* [Task instructions] Copy out every line that contains "精神特征和价值追求".

* [Given entries]
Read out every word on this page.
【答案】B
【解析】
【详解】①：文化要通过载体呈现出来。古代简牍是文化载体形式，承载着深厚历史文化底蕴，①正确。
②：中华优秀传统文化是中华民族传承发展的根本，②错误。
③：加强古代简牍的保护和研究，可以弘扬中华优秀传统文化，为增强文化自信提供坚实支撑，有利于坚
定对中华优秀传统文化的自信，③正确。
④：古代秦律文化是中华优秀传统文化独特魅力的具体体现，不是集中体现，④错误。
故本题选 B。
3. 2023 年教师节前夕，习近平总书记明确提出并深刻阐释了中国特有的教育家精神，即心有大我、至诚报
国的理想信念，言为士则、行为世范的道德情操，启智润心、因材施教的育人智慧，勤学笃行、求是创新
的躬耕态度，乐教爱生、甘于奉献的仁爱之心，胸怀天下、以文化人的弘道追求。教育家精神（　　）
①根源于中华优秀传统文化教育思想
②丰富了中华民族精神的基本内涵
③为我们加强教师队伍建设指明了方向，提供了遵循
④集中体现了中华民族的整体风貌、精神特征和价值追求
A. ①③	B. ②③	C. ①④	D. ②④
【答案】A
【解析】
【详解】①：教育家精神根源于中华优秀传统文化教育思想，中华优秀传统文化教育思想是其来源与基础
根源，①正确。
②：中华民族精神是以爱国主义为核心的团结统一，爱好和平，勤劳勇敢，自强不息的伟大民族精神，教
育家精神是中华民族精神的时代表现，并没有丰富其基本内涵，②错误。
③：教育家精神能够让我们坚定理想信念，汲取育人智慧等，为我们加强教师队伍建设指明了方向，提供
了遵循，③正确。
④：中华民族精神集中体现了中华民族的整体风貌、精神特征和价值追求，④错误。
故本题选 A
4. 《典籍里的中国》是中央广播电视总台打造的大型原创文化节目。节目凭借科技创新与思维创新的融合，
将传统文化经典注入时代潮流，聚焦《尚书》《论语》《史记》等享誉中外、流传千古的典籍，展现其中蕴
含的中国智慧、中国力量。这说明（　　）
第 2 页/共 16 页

* [Response for this exercise]
④集中体现了中华民族的整体风貌、精神特征和价值追求
④：中华民族精神集中体现了中华民族的整体风貌、精神特征和价值追求，④错误。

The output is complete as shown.